— THE RECORDS —
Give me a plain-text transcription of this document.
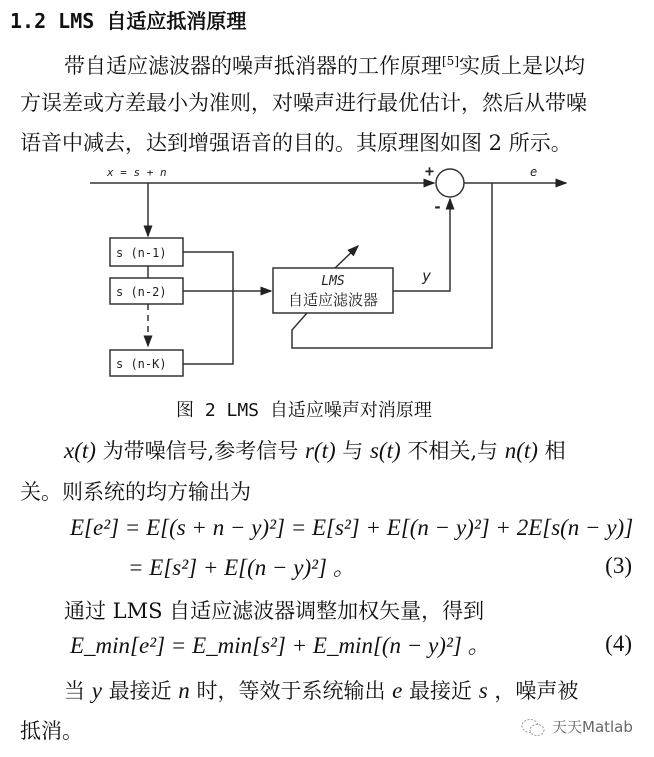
1.2 LMS 自适应抵消原理
带自适应滤波器的噪声抵消器的工作原理[5]实质上是以均
方误差或方差最小为准则，对噪声进行最优估计，然后从带噪
语音中减去，达到增强语音的目的。其原理图如图 2 所示。
x = s + n	+
-
e
y
s (n-1)
s (n-2)
s (n-K)
LMS
自适应滤波器
图 2 LMS 自适应噪声对消原理
x(t) 为带噪信号,参考信号 r(t) 与 s(t) 不相关,与 n(t) 相
关。则系统的均方输出为
E[e²] = E[(s + n − y)²] = E[s²] + E[(n − y)²] + 2E[s(n − y)]
= E[s²] + E[(n − y)²] 。	(3)
通过 LMS 自适应滤波器调整加权矢量，得到
E_min[e²] = E_min[s²] + E_min[(n − y)²] 。	(4)
当 y 最接近 n 时，等效于系统输出 e 最接近 s ，噪声被
抵消。	天天Matlab
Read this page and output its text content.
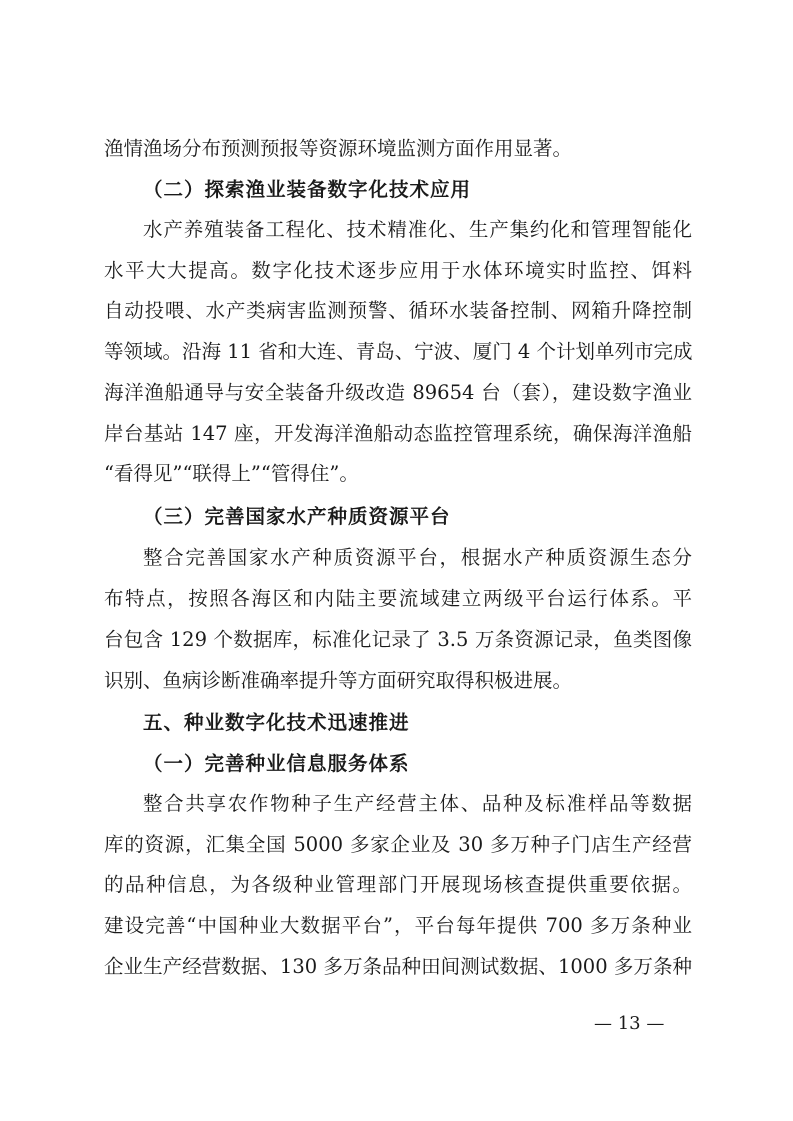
渔情渔场分布预测预报等资源环境监测方面作用显著。
（二）探索渔业装备数字化技术应用
水产养殖装备工程化、技术精准化、生产集约化和管理智能化
水平大大提高。数字化技术逐步应用于水体环境实时监控、饵料
自动投喂、水产类病害监测预警、循环水装备控制、网箱升降控制
等领域。沿海 11 省和大连、青岛、宁波、厦门 4 个计划单列市完成
海洋渔船通导与安全装备升级改造 89654 台（套），建设数字渔业
岸台基站 147 座，开发海洋渔船动态监控管理系统，确保海洋渔船
“看得见”“联得上”“管得住”。
（三）完善国家水产种质资源平台
整合完善国家水产种质资源平台，根据水产种质资源生态分
布特点，按照各海区和内陆主要流域建立两级平台运行体系。平
台包含 129 个数据库，标准化记录了 3.5 万条资源记录，鱼类图像
识别、鱼病诊断准确率提升等方面研究取得积极进展。
五、种业数字化技术迅速推进
（一）完善种业信息服务体系
整合共享农作物种子生产经营主体、品种及标准样品等数据
库的资源，汇集全国 5000 多家企业及 30 多万种子门店生产经营
的品种信息，为各级种业管理部门开展现场核查提供重要依据。
建设完善“中国种业大数据平台”，平台每年提供 700 多万条种业
企业生产经营数据、130 多万条品种田间测试数据、1000 多万条种
— 13 —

— DIRECTION —
Reproduce the listing above from the line that contains "Read this page and output its text content." through its final line, exactly and with nothing added. Omit the images.

— RESPONSE —
Read this page and output its text content.
渔情渔场分布预测预报等资源环境监测方面作用显著。
（二）探索渔业装备数字化技术应用
水产养殖装备工程化、技术精准化、生产集约化和管理智能化
水平大大提高。数字化技术逐步应用于水体环境实时监控、饵料
自动投喂、水产类病害监测预警、循环水装备控制、网箱升降控制
等领域。沿海 11 省和大连、青岛、宁波、厦门 4 个计划单列市完成
海洋渔船通导与安全装备升级改造 89654 台（套），建设数字渔业
岸台基站 147 座，开发海洋渔船动态监控管理系统，确保海洋渔船
“看得见”“联得上”“管得住”。
（三）完善国家水产种质资源平台
整合完善国家水产种质资源平台，根据水产种质资源生态分
布特点，按照各海区和内陆主要流域建立两级平台运行体系。平
台包含 129 个数据库，标准化记录了 3.5 万条资源记录，鱼类图像
识别、鱼病诊断准确率提升等方面研究取得积极进展。
五、种业数字化技术迅速推进
（一）完善种业信息服务体系
整合共享农作物种子生产经营主体、品种及标准样品等数据
库的资源，汇集全国 5000 多家企业及 30 多万种子门店生产经营
的品种信息，为各级种业管理部门开展现场核查提供重要依据。
建设完善“中国种业大数据平台”，平台每年提供 700 多万条种业
企业生产经营数据、130 多万条品种田间测试数据、1000 多万条种
— 13 —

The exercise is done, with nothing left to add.